__Objective__:
In the entries that follow, locate the line with "Transcribe the text in this document.", then restate that line and all later lines exactly as they appear, leaving pictures out.

Collection entries:
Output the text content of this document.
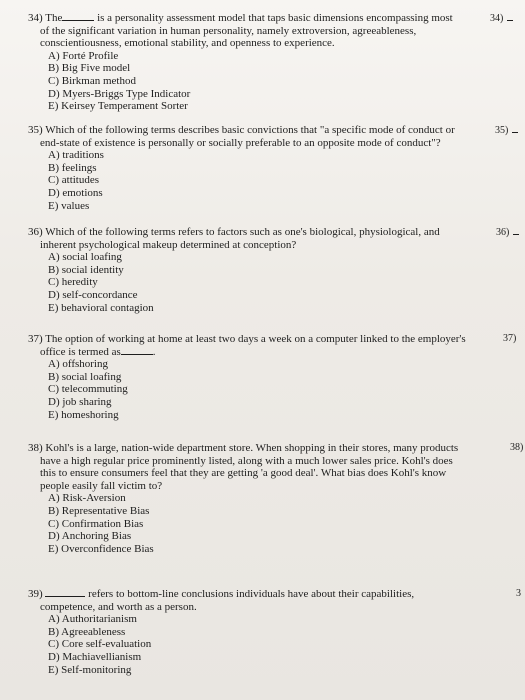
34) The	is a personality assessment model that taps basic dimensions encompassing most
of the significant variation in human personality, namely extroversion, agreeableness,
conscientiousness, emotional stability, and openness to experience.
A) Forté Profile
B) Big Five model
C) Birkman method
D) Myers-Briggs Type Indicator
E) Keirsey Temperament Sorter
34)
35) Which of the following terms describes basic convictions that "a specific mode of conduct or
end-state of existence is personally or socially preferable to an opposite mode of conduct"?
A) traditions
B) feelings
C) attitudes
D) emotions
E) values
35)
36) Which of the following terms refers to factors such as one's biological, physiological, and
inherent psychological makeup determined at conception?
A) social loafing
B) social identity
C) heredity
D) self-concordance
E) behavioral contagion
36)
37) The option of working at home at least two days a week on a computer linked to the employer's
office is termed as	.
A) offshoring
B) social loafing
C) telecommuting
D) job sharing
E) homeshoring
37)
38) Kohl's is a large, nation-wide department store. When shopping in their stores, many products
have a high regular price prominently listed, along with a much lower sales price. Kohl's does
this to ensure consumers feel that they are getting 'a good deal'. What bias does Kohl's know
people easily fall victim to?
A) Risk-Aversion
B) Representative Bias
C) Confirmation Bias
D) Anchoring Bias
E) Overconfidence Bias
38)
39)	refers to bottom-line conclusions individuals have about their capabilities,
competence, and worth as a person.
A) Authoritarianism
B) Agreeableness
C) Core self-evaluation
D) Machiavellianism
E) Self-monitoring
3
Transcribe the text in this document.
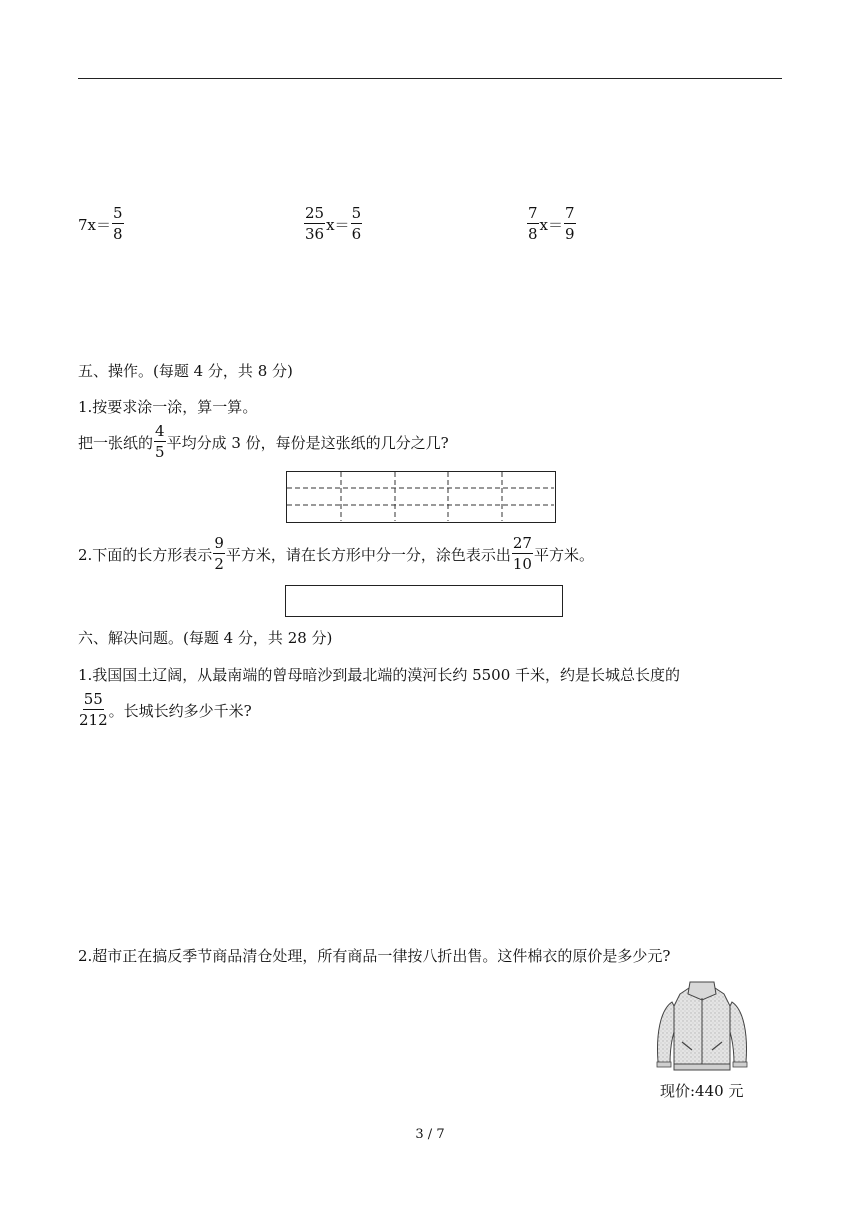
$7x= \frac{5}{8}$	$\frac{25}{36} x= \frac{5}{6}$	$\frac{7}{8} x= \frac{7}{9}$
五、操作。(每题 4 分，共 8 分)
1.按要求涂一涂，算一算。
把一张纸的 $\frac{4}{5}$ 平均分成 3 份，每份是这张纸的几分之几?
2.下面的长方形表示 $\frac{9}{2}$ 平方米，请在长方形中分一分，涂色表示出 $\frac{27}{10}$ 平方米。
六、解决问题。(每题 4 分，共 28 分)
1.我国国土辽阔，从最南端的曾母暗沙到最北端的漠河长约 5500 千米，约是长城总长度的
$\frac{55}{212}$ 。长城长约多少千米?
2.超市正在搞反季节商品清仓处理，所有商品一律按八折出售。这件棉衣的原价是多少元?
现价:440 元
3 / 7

__Exercise output__:
Transcribe the text in this document.
$7x= \frac{5}{8}$	$\frac{25}{36} x= \frac{5}{6}$	$\frac{7}{8} x= \frac{7}{9}$
五、操作。(每题 4 分，共 8 分)
1.按要求涂一涂，算一算。
把一张纸的 $\frac{4}{5}$ 平均分成 3 份，每份是这张纸的几分之几?
2.下面的长方形表示 $\frac{9}{2}$ 平方米，请在长方形中分一分，涂色表示出 $\frac{27}{10}$ 平方米。
六、解决问题。(每题 4 分，共 28 分)
1.我国国土辽阔，从最南端的曾母暗沙到最北端的漠河长约 5500 千米，约是长城总长度的
$\frac{55}{212}$ 。长城长约多少千米?
2.超市正在搞反季节商品清仓处理，所有商品一律按八折出售。这件棉衣的原价是多少元?
现价:440 元
3 / 7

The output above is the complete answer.